**WORK TO COMPLETE:**
Every line containing the word "this" needs to be found and copied.

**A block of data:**
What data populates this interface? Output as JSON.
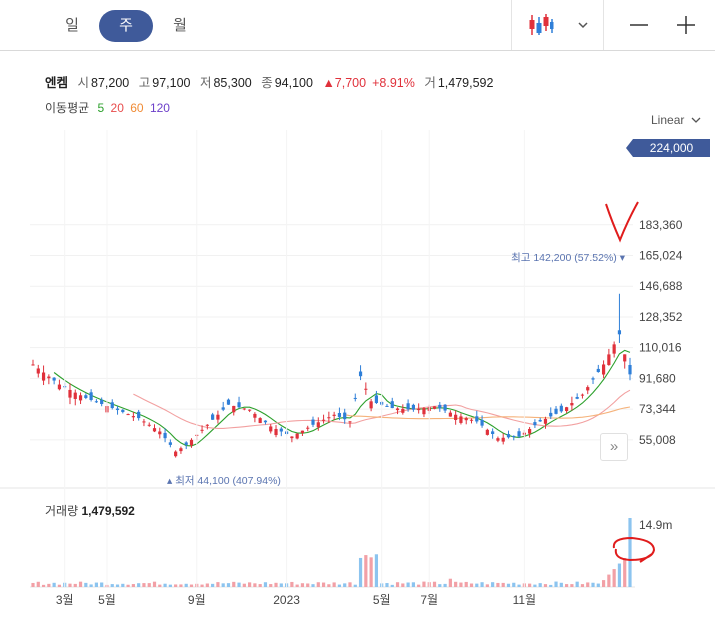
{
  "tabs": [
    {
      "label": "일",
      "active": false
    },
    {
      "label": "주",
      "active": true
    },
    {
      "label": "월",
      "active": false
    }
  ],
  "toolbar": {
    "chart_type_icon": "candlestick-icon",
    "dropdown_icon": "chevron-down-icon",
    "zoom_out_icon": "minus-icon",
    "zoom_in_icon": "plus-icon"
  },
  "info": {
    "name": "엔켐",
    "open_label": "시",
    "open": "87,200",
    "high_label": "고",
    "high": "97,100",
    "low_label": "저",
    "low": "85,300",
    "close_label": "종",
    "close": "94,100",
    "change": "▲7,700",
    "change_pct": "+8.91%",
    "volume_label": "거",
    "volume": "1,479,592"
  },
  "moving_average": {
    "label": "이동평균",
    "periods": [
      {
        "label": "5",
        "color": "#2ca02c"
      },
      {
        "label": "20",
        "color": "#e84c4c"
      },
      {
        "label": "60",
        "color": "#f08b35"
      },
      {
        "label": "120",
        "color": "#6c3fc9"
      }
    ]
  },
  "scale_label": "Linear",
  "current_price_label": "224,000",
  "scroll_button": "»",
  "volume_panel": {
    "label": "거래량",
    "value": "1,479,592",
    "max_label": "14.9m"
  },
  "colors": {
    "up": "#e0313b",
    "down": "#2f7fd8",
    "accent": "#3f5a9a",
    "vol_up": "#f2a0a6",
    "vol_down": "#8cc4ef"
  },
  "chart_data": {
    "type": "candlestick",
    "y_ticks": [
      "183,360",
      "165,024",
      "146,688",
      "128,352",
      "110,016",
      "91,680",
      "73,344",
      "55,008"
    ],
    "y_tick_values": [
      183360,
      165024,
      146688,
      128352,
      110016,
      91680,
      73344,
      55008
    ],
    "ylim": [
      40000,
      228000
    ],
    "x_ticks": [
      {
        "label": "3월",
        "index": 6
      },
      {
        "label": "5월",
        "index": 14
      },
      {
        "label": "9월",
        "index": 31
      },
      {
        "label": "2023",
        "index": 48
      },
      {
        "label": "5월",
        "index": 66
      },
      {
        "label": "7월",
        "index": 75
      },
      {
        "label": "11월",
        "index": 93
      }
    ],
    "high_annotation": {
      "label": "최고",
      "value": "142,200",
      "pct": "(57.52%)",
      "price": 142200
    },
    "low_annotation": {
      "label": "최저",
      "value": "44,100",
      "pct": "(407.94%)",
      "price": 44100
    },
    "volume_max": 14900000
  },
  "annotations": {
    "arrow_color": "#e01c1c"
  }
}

...

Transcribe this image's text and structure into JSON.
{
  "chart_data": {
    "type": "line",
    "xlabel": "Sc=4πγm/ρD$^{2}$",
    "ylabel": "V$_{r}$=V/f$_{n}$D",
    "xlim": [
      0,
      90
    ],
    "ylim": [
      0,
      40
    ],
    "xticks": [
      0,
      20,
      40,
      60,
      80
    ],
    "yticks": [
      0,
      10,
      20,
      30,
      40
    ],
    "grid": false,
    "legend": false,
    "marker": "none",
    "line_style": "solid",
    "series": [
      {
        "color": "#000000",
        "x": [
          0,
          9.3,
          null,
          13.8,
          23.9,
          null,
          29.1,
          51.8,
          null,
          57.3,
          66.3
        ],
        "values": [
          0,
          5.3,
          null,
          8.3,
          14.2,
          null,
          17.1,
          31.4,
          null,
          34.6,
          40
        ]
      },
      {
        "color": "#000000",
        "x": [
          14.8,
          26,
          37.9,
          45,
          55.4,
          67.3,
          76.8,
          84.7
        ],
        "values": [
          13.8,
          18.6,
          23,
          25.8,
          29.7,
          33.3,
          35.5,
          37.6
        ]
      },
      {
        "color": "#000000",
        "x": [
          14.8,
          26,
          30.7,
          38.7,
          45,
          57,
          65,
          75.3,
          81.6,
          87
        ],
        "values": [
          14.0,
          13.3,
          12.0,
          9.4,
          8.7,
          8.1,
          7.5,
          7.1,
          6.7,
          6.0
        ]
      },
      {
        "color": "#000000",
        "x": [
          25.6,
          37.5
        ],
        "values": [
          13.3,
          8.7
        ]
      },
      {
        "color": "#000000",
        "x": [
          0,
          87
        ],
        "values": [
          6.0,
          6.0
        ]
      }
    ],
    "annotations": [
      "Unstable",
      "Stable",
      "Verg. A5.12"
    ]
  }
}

**TASK SOLUTION:**
What data populates this interface? Output as JSON.
Transcribe this image's text and structure into JSON.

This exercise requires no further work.